[Set exercise] Copy out each line of the data that holds the word "berwarna".

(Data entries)
::::
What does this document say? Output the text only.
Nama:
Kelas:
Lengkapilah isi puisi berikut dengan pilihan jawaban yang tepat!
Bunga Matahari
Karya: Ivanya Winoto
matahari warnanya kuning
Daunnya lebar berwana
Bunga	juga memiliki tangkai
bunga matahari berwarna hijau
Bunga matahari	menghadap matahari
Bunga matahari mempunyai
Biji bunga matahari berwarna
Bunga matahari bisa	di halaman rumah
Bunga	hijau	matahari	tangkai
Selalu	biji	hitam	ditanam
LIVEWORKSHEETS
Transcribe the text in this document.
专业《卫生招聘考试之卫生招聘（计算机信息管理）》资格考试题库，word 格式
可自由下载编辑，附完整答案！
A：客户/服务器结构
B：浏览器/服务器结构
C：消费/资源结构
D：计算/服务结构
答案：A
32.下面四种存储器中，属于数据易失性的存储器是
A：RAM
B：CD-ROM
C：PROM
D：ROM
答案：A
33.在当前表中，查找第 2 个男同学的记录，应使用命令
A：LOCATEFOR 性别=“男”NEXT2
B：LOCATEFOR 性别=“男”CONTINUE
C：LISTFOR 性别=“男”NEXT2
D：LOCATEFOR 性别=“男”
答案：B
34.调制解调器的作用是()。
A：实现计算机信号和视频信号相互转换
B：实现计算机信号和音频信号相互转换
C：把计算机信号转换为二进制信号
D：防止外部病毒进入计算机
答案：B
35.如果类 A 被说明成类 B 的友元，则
::::
[Result of the task]
bunga matahari berwarna hijau
Biji bunga matahari berwarna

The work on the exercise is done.